• **Short problem**
List each line holding the string "rates".

• **Exercise material**
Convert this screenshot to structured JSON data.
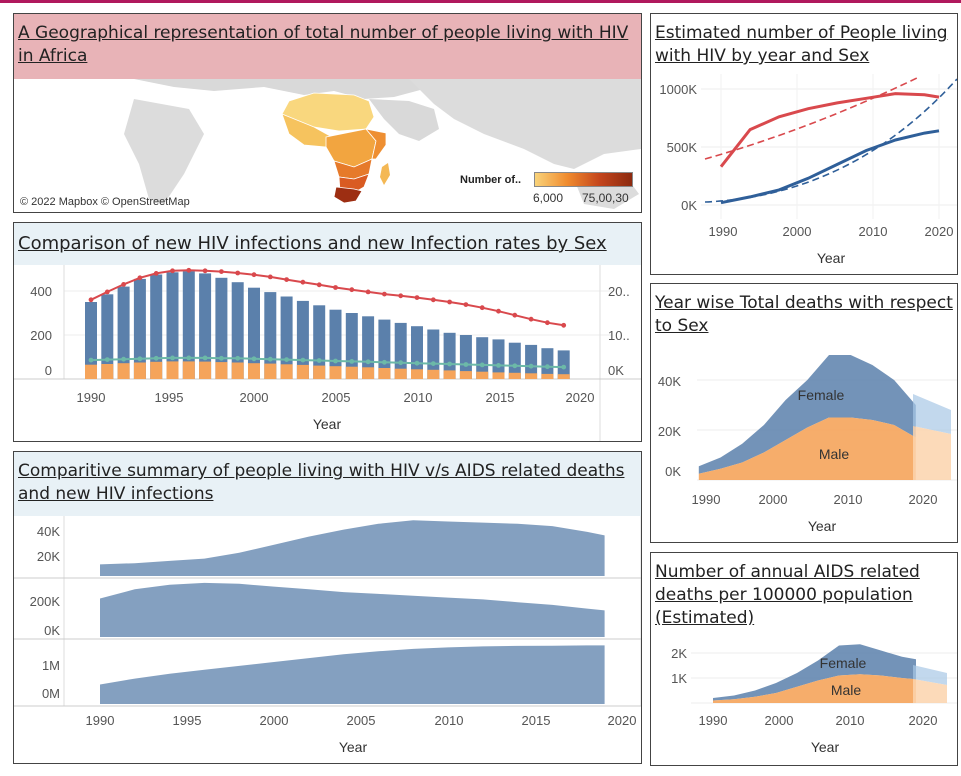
{
  "colors": {
    "accent": "#b0185d",
    "blue": "#5b80ab",
    "orange": "#f5a45b",
    "red": "#d9494d",
    "line_blue": "#2f5f99",
    "teal": "#6cb9a8",
    "header_pink": "#e8b3b7",
    "header_blue": "#e8f1f6"
  },
  "map": {
    "title": "A Geographical representation of total number of people living with HIV in Africa",
    "credit": "© 2022 Mapbox © OpenStreetMap",
    "legend_label": "Number of..",
    "legend_min": "6,000",
    "legend_max": "75,00,30"
  },
  "estimated": {
    "title": "Estimated number of People living with HIV by year and Sex",
    "xlabel": "Year",
    "y_ticks": [
      "1000K",
      "500K",
      "0K"
    ],
    "x_ticks": [
      "1990",
      "2000",
      "2010",
      "2020"
    ]
  },
  "deaths_sex": {
    "title": "Year wise Total deaths with respect to Sex",
    "xlabel": "Year",
    "y_ticks": [
      "40K",
      "20K",
      "0K"
    ],
    "x_ticks": [
      "1990",
      "2000",
      "2010",
      "2020"
    ],
    "female_label": "Female",
    "male_label": "Male"
  },
  "per100k": {
    "title": "Number of annual AIDS related deaths per 100000 population (Estimated)",
    "xlabel": "Year",
    "y_ticks": [
      "2K",
      "1K"
    ],
    "x_ticks": [
      "1990",
      "2000",
      "2010",
      "2020"
    ],
    "female_label": "Female",
    "male_label": "Male"
  },
  "comparison": {
    "title": "Comparison  of new HIV infections and new Infection rates by Sex",
    "xlabel": "Year",
    "y_ticks_left": [
      "400",
      "200",
      "0"
    ],
    "y_ticks_right": [
      "20..",
      "10..",
      "0K"
    ],
    "x_ticks": [
      "1990",
      "1995",
      "2000",
      "2005",
      "2010",
      "2015",
      "2020"
    ]
  },
  "summary": {
    "title": "Comparitive summary of people living with HIV v/s AIDS related deaths and new HIV infections",
    "xlabel": "Year",
    "row1_ticks": [
      "40K",
      "20K"
    ],
    "row2_ticks": [
      "200K",
      "0K"
    ],
    "row3_ticks": [
      "1M",
      "0M"
    ],
    "x_ticks": [
      "1990",
      "1995",
      "2000",
      "2005",
      "2010",
      "2015",
      "2020"
    ]
  },
  "chart_data": [
    {
      "type": "line",
      "title": "Estimated number of People living with HIV by year and Sex",
      "xlabel": "Year",
      "ylabel": "",
      "xlim": [
        1986,
        2022
      ],
      "ylim": [
        0,
        1050000
      ],
      "x": [
        1990,
        1994,
        1998,
        2002,
        2006,
        2010,
        2014,
        2018,
        2020
      ],
      "series": [
        {
          "values": [
            330000,
            650000,
            760000,
            830000,
            880000,
            920000,
            960000,
            950000,
            930000
          ]
        },
        {
          "values": [
            20000,
            70000,
            130000,
            230000,
            350000,
            470000,
            560000,
            620000,
            640000
          ]
        }
      ]
    },
    {
      "type": "area",
      "title": "Year wise Total deaths with respect to Sex",
      "xlabel": "Year",
      "ylabel": "",
      "xlim": [
        1988,
        2023
      ],
      "ylim": [
        0,
        45000
      ],
      "x": [
        1989,
        1992,
        1995,
        1998,
        2001,
        2004,
        2007,
        2010,
        2013,
        2016,
        2019
      ],
      "series": [
        {
          "name": "Male",
          "values": [
            2500,
            4500,
            7000,
            11000,
            16000,
            21000,
            25000,
            25000,
            24000,
            22000,
            17000
          ]
        },
        {
          "name": "Female",
          "values": [
            3000,
            4500,
            7500,
            11000,
            16000,
            19000,
            25000,
            25000,
            22000,
            18000,
            13000
          ]
        }
      ]
    },
    {
      "type": "area",
      "title": "Number of annual AIDS related deaths per 100000 population (Estimated)",
      "xlabel": "Year",
      "ylabel": "",
      "xlim": [
        1988,
        2023
      ],
      "ylim": [
        0,
        2500
      ],
      "x": [
        1990,
        1993,
        1996,
        1999,
        2002,
        2005,
        2008,
        2011,
        2014,
        2017,
        2019
      ],
      "series": [
        {
          "name": "Male",
          "values": [
            100,
            150,
            250,
            400,
            650,
            900,
            1100,
            1150,
            1100,
            1000,
            950
          ]
        },
        {
          "name": "Female",
          "values": [
            100,
            150,
            250,
            400,
            550,
            800,
            1200,
            1200,
            1000,
            850,
            800
          ]
        }
      ]
    },
    {
      "type": "bar",
      "title": "Comparison  of new HIV infections and new Infection rates by Sex",
      "xlabel": "Year",
      "ylabel": "",
      "xlim": [
        1986,
        2021
      ],
      "ylim": [
        0,
        500
      ],
      "x": [
        1990,
        1991,
        1992,
        1993,
        1994,
        1995,
        1996,
        1997,
        1998,
        1999,
        2000,
        2001,
        2002,
        2003,
        2004,
        2005,
        2006,
        2007,
        2008,
        2009,
        2010,
        2011,
        2012,
        2013,
        2014,
        2015,
        2016,
        2017,
        2018,
        2019
      ],
      "series": [
        {
          "values": [
            350,
            385,
            420,
            455,
            475,
            485,
            490,
            480,
            460,
            440,
            415,
            395,
            375,
            355,
            335,
            315,
            300,
            285,
            270,
            255,
            240,
            225,
            210,
            200,
            190,
            180,
            165,
            155,
            140,
            130
          ]
        },
        {
          "values": [
            65,
            68,
            72,
            75,
            78,
            80,
            80,
            79,
            77,
            75,
            72,
            70,
            67,
            64,
            61,
            58,
            56,
            53,
            50,
            47,
            44,
            42,
            39,
            36,
            33,
            30,
            28,
            26,
            23,
            22
          ]
        },
        {
          "values": [
            18.0,
            19.8,
            21.5,
            23.0,
            24.0,
            24.6,
            24.7,
            24.6,
            24.4,
            24.1,
            23.7,
            23.2,
            22.6,
            22.0,
            21.4,
            20.8,
            20.3,
            19.8,
            19.3,
            18.9,
            18.5,
            18.0,
            17.5,
            16.9,
            16.2,
            15.4,
            14.5,
            13.6,
            12.8,
            12.2
          ]
        },
        {
          "values": [
            4.3,
            4.4,
            4.5,
            4.6,
            4.7,
            4.8,
            4.8,
            4.8,
            4.7,
            4.7,
            4.6,
            4.5,
            4.4,
            4.3,
            4.2,
            4.1,
            4.0,
            3.9,
            3.8,
            3.7,
            3.6,
            3.5,
            3.4,
            3.3,
            3.2,
            3.1,
            3.0,
            2.9,
            2.8,
            2.7
          ]
        }
      ]
    },
    {
      "type": "area",
      "title": "Comparitive summary of people living with HIV v/s AIDS related deaths and new HIV infections",
      "xlabel": "Year",
      "ylabel": "",
      "xlim": [
        1986,
        2021
      ],
      "x": [
        1990,
        1992,
        1994,
        1996,
        1998,
        2000,
        2002,
        2004,
        2006,
        2008,
        2010,
        2012,
        2014,
        2016,
        2018,
        2019
      ],
      "series": [
        {
          "values": [
            10000,
            11000,
            13000,
            15000,
            20000,
            27000,
            34000,
            40000,
            45000,
            48000,
            47000,
            46000,
            45000,
            43000,
            38000,
            35000
          ]
        },
        {
          "values": [
            210000,
            260000,
            285000,
            295000,
            290000,
            275000,
            260000,
            245000,
            235000,
            225000,
            215000,
            205000,
            190000,
            175000,
            155000,
            145000
          ]
        },
        {
          "values": [
            400000,
            520000,
            620000,
            700000,
            780000,
            860000,
            940000,
            1020000,
            1080000,
            1130000,
            1160000,
            1180000,
            1190000,
            1195000,
            1200000,
            1200000
          ]
        }
      ]
    }
  ]
}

• **Right answer**
    "title": "Comparison  of new HIV infections and new Infection rates by Sex",
      "title": "Comparison  of new HIV infections and new Infection rates by Sex",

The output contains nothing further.